──────── Available records ────────
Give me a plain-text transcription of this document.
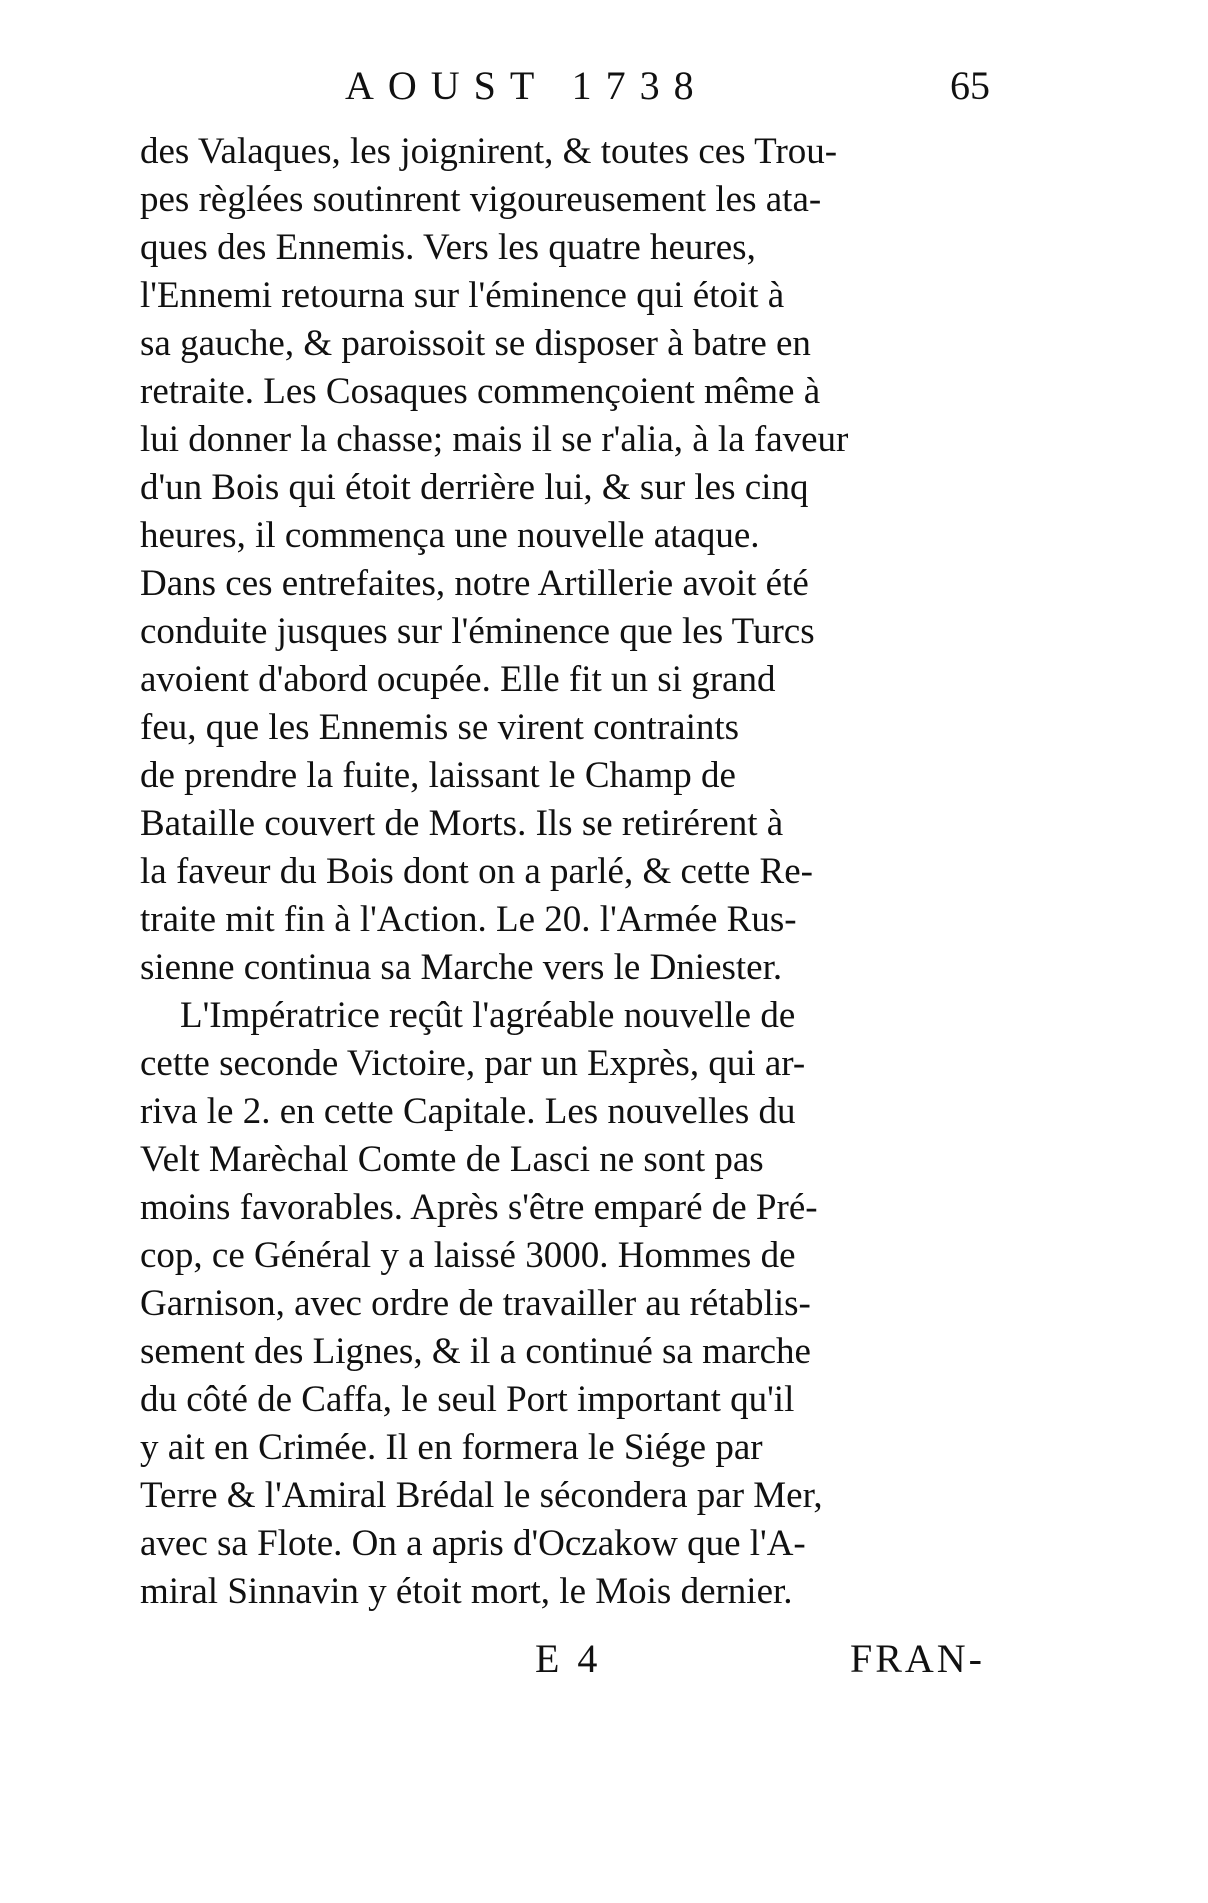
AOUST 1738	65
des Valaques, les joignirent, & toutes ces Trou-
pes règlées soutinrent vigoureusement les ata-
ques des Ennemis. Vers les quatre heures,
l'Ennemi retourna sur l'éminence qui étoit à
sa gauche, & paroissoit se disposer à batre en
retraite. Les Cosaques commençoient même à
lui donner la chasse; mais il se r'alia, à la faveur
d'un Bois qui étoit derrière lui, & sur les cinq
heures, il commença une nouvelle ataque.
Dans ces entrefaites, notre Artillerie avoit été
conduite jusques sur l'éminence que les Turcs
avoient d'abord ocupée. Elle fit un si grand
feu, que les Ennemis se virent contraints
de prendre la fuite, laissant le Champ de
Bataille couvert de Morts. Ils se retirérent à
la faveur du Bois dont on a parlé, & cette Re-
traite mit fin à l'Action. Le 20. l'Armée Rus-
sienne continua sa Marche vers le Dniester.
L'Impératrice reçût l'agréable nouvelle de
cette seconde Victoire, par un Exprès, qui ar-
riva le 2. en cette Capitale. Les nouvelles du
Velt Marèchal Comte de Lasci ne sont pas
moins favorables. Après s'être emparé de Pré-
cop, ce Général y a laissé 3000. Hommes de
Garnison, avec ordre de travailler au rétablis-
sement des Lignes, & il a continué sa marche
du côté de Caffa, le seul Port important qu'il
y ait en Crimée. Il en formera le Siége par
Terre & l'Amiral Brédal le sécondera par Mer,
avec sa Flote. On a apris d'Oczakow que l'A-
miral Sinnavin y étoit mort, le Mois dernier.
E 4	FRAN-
────────
Stated problem:
Find the lines of the material that hold the word "éminence" and report their count alone.

Result:
2